- **Exercise directions**
Write out the material exactly, without any of its pictures.

=== Given records ===

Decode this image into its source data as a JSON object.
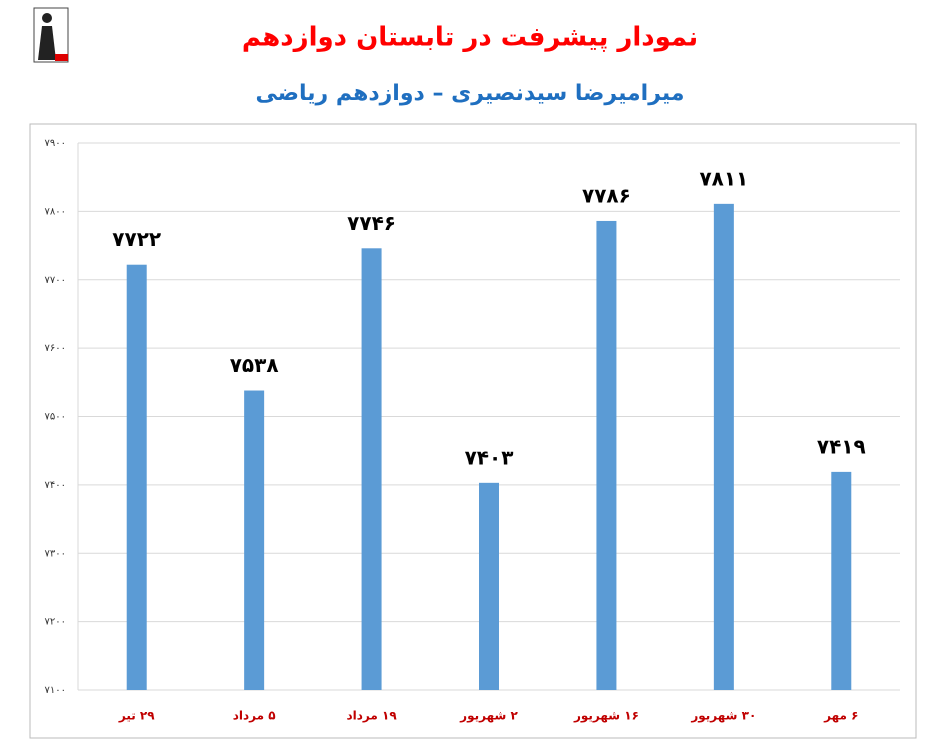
{
  "chart_data": {
    "type": "bar",
    "title": "نمودار پیشرفت در تابستان دوازدهم",
    "subtitle": "میرامیرضا سیدنصیری – دوازدهم ریاضی",
    "categories": [
      "۲۹ تیر",
      "۵ مرداد",
      "۱۹ مرداد",
      "۲ شهریور",
      "۱۶ شهریور",
      "۳۰ شهریور",
      "۶ مهر"
    ],
    "values": [
      7722,
      7538,
      7746,
      7403,
      7786,
      7811,
      7419
    ],
    "value_labels": [
      "۷۷۲۲",
      "۷۵۳۸",
      "۷۷۴۶",
      "۷۴۰۳",
      "۷۷۸۶",
      "۷۸۱۱",
      "۷۴۱۹"
    ],
    "color": "#5b9bd5",
    "ylim": [
      7100,
      7900
    ],
    "yticks": [
      {
        "value": 7100,
        "label": "۷۱۰۰"
      },
      {
        "value": 7200,
        "label": "۷۲۰۰"
      },
      {
        "value": 7300,
        "label": "۷۳۰۰"
      },
      {
        "value": 7400,
        "label": "۷۴۰۰"
      },
      {
        "value": 7500,
        "label": "۷۵۰۰"
      },
      {
        "value": 7600,
        "label": "۷۶۰۰"
      },
      {
        "value": 7700,
        "label": "۷۷۰۰"
      },
      {
        "value": 7800,
        "label": "۷۸۰۰"
      },
      {
        "value": 7900,
        "label": "۷۹۰۰"
      }
    ],
    "grid": true
  }
}
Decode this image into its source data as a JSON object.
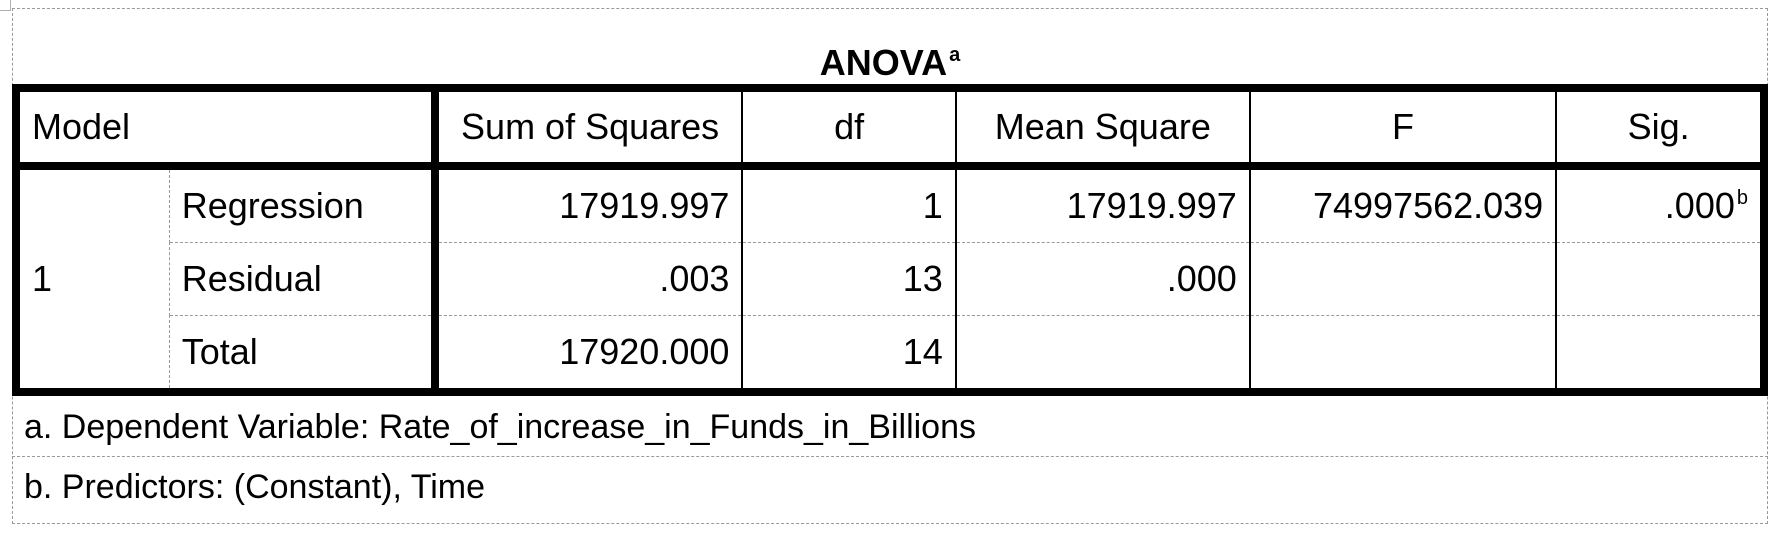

===

- **Final result**
Decode this image into its source data as a JSON object.
{
  "chart_data": {
    "type": "bar",
    "title": "نمودار پیشرفت در تابستان دوازدهم",
    "subtitle": "میرامیرضا سیدنصیری – دوازدهم ریاضی",
    "categories": [
      "۲۹ تیر",
      "۵ مرداد",
      "۱۹ مرداد",
      "۲ شهریور",
      "۱۶ شهریور",
      "۳۰ شهریور",
      "۶ مهر"
    ],
    "values": [
      7722,
      7538,
      7746,
      7403,
      7786,
      7811,
      7419
    ],
    "value_labels": [
      "۷۷۲۲",
      "۷۵۳۸",
      "۷۷۴۶",
      "۷۴۰۳",
      "۷۷۸۶",
      "۷۸۱۱",
      "۷۴۱۹"
    ],
    "color": "#5b9bd5",
    "ylim": [
      7100,
      7900
    ],
    "yticks": [
      {
        "value": 7100,
        "label": "۷۱۰۰"
      },
      {
        "value": 7200,
        "label": "۷۲۰۰"
      },
      {
        "value": 7300,
        "label": "۷۳۰۰"
      },
      {
        "value": 7400,
        "label": "۷۴۰۰"
      },
      {
        "value": 7500,
        "label": "۷۵۰۰"
      },
      {
        "value": 7600,
        "label": "۷۶۰۰"
      },
      {
        "value": 7700,
        "label": "۷۷۰۰"
      },
      {
        "value": 7800,
        "label": "۷۸۰۰"
      },
      {
        "value": 7900,
        "label": "۷۹۰۰"
      }
    ],
    "grid": true
  }
}
Decode this image into its source data as a JSON object.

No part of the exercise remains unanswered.